TASK GOAL:
State how many lines in the listing below include the word "properties". Give nothing but the number.

AVAILABLE RECORDS:
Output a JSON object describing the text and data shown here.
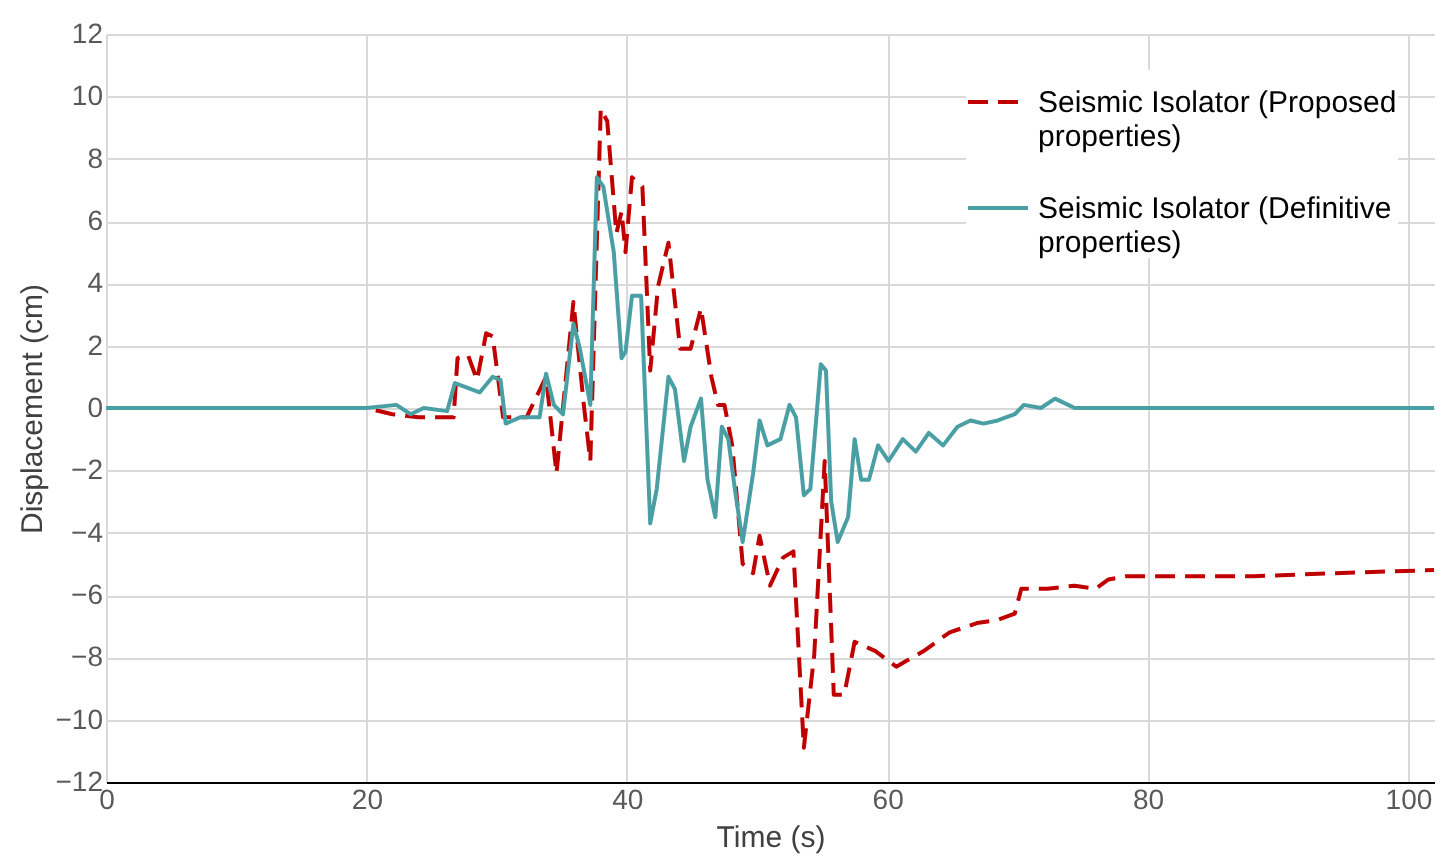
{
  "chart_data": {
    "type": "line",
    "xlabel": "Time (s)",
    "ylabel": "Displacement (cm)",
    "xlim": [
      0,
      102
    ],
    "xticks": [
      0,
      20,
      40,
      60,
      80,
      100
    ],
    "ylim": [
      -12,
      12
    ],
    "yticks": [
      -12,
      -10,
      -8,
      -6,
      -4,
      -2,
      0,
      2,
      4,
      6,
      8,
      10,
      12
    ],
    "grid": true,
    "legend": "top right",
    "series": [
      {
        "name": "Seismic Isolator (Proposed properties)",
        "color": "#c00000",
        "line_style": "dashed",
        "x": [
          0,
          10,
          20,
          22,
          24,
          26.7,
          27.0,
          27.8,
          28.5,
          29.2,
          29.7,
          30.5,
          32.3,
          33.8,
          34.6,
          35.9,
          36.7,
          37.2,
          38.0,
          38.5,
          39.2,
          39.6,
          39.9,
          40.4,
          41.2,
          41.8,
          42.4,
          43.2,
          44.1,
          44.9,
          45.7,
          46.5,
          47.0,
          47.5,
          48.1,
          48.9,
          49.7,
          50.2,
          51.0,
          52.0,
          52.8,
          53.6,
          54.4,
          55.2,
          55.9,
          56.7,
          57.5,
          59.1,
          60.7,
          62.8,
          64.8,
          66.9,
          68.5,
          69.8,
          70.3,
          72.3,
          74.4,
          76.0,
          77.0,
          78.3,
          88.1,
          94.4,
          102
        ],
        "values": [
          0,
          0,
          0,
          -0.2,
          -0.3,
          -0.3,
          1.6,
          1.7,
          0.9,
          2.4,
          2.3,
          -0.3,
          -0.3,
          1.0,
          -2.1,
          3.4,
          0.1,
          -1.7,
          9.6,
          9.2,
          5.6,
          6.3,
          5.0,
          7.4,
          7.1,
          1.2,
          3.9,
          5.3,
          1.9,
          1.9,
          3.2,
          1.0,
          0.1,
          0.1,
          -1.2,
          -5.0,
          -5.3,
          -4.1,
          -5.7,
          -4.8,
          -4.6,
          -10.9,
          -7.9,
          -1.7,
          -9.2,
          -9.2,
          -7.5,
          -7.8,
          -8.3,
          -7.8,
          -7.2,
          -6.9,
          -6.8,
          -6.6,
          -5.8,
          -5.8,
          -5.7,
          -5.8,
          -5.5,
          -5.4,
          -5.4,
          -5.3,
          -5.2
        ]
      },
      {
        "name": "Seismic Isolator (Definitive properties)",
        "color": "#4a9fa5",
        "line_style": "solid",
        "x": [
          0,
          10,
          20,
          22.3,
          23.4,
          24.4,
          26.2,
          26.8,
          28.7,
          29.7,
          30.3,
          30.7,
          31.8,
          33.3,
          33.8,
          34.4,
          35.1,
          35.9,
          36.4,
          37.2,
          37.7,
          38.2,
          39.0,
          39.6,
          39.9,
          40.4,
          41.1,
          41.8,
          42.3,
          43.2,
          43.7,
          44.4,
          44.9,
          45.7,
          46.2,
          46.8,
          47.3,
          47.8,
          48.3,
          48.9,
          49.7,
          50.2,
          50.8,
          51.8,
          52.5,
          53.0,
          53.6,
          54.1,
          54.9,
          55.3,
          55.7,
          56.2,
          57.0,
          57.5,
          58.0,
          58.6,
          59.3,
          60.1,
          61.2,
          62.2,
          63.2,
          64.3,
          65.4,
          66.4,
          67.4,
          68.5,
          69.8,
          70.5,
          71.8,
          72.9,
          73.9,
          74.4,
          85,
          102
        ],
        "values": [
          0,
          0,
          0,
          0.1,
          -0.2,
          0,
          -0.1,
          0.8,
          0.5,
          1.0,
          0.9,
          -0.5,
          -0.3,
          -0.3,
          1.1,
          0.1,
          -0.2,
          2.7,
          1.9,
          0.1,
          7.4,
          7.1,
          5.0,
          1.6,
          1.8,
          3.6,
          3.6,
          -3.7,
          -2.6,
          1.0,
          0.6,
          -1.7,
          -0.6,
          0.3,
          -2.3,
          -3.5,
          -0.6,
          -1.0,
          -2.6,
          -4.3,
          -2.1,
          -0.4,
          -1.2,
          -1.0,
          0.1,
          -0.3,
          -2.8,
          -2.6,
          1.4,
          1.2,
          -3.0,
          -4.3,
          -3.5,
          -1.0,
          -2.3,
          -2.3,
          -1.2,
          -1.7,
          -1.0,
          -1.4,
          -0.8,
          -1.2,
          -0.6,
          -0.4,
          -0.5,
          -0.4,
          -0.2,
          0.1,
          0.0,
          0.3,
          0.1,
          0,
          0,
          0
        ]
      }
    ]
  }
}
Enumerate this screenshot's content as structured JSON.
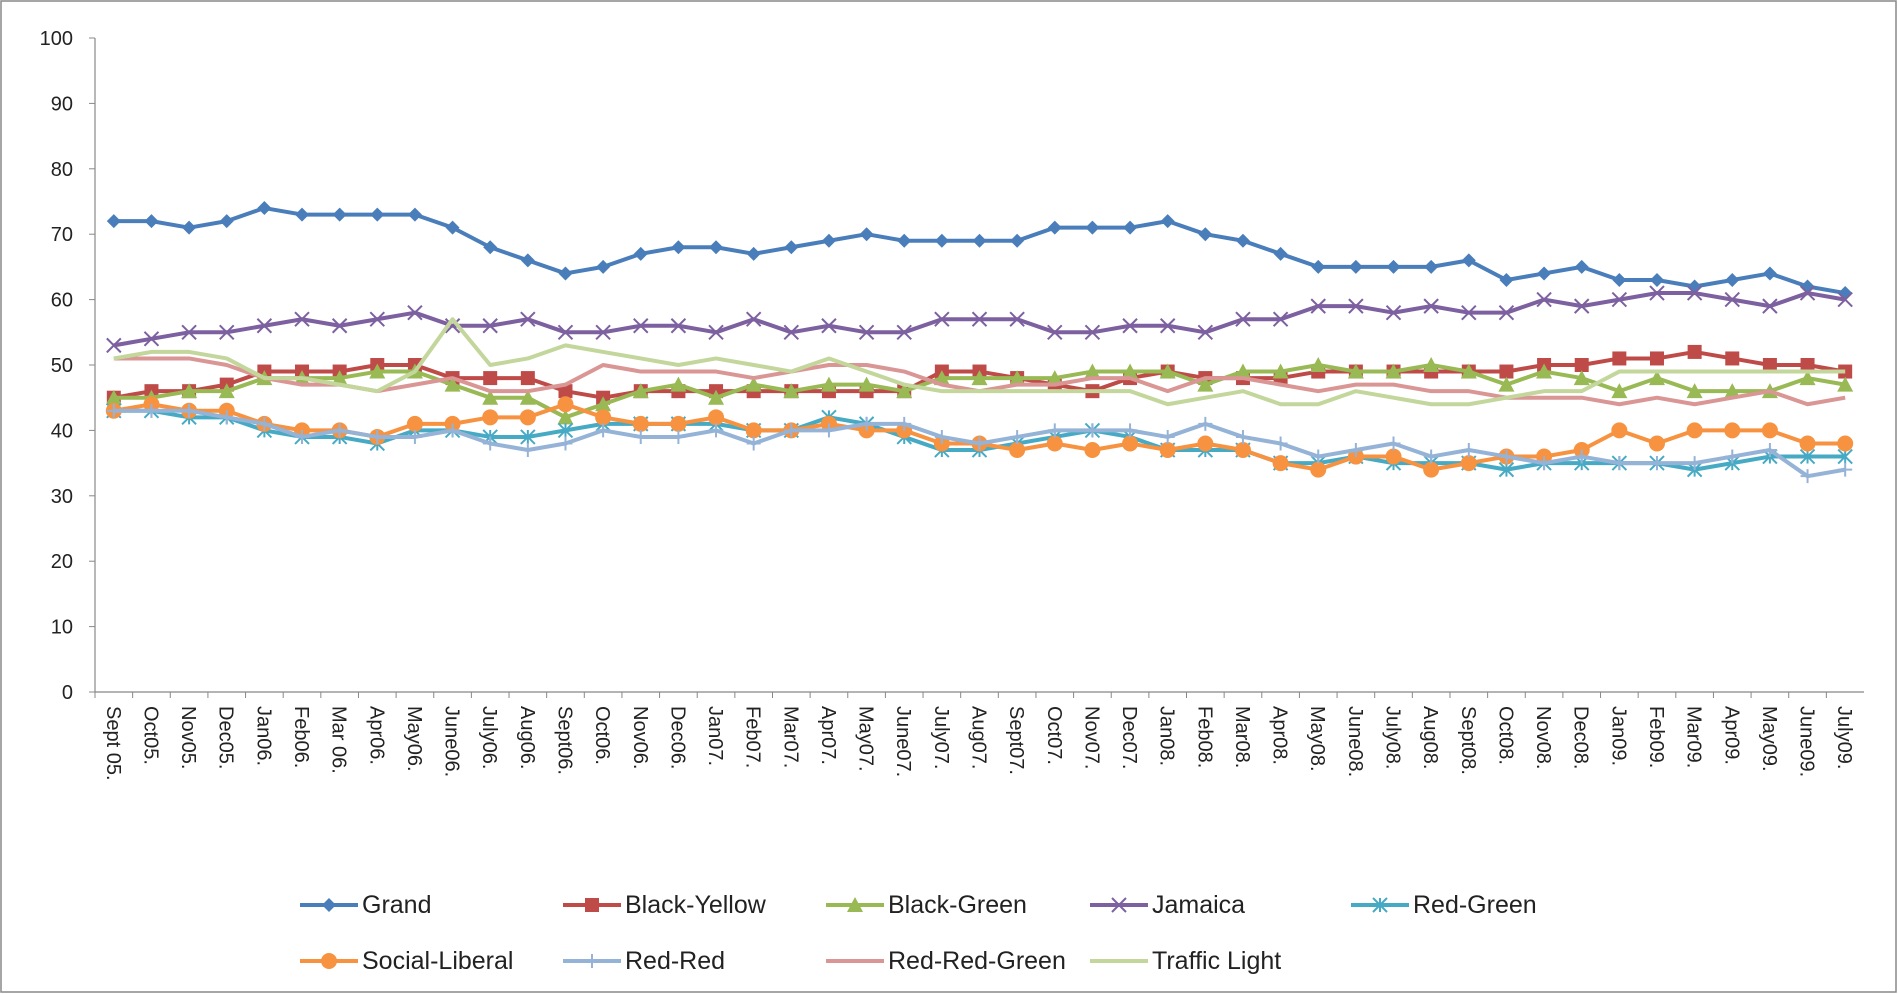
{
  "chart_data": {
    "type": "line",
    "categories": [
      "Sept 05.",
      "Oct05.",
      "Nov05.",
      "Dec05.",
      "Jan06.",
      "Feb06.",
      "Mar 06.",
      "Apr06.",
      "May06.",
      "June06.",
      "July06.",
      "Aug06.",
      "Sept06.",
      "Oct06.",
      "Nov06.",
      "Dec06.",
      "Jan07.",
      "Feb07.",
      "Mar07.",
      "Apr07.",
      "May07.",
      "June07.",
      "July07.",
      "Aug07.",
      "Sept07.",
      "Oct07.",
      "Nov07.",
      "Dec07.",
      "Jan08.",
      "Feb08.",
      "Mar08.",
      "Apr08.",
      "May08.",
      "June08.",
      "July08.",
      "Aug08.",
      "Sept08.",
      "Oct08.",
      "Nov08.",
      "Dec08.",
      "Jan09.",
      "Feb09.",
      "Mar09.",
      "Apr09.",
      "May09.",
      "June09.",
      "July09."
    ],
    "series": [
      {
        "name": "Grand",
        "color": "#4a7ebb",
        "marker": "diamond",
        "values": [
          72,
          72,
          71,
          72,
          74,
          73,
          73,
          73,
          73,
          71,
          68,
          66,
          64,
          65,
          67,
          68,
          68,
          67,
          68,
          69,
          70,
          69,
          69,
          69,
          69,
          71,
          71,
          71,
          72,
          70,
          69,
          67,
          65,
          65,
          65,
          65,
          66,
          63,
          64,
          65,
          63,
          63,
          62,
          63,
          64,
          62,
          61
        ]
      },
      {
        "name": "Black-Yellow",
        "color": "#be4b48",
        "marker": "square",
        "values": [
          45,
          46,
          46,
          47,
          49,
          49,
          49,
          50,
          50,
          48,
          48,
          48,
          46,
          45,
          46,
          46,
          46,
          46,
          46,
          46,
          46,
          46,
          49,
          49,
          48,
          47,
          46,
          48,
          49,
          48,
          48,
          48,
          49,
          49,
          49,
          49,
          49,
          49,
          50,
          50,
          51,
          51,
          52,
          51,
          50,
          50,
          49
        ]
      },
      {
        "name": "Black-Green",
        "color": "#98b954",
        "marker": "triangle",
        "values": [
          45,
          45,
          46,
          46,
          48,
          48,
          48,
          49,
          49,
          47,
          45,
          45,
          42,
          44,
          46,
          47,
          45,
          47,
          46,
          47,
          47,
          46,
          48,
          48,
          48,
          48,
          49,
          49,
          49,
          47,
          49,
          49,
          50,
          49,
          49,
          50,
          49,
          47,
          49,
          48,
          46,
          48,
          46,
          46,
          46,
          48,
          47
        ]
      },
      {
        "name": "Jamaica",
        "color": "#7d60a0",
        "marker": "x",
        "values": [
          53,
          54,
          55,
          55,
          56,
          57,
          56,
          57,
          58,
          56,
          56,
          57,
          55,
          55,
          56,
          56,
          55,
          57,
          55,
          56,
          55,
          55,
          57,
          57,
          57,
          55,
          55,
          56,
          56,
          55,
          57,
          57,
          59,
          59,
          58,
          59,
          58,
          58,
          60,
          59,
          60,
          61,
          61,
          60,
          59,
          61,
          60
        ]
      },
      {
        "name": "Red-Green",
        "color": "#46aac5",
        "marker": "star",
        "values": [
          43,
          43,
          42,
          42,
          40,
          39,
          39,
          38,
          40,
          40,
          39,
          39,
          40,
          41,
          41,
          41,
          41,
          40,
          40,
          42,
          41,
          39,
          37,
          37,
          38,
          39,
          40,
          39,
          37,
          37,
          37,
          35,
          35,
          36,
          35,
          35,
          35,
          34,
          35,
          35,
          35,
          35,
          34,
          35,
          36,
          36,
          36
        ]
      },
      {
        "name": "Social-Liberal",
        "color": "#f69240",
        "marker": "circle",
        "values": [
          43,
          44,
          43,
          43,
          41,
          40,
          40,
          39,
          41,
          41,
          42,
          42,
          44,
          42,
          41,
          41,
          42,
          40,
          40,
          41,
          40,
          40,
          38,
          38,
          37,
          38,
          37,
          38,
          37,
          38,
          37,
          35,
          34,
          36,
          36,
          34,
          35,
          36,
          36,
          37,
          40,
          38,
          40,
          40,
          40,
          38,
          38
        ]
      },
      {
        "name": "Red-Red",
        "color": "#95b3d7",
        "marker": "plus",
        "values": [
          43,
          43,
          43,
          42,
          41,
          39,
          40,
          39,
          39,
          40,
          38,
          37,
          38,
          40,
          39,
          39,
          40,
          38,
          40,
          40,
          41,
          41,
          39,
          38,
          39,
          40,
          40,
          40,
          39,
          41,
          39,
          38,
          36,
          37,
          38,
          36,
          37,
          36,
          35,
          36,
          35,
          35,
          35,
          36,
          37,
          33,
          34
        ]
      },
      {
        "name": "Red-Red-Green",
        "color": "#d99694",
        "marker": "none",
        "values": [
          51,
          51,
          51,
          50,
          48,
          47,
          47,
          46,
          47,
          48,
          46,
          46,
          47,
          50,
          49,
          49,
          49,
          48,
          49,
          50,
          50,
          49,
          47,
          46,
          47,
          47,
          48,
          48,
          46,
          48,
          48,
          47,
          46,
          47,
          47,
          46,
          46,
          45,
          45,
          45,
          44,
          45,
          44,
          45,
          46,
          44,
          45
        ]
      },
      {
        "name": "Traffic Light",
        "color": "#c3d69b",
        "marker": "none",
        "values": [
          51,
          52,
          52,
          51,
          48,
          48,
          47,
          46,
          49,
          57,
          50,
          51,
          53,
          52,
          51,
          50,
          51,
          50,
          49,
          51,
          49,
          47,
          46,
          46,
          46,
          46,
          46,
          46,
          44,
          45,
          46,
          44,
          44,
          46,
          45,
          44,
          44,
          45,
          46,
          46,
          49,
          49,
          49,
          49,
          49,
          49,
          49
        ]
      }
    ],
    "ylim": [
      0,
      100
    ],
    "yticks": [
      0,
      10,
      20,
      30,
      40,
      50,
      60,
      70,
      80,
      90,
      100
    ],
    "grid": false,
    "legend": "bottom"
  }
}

CORRECT RESULT:
2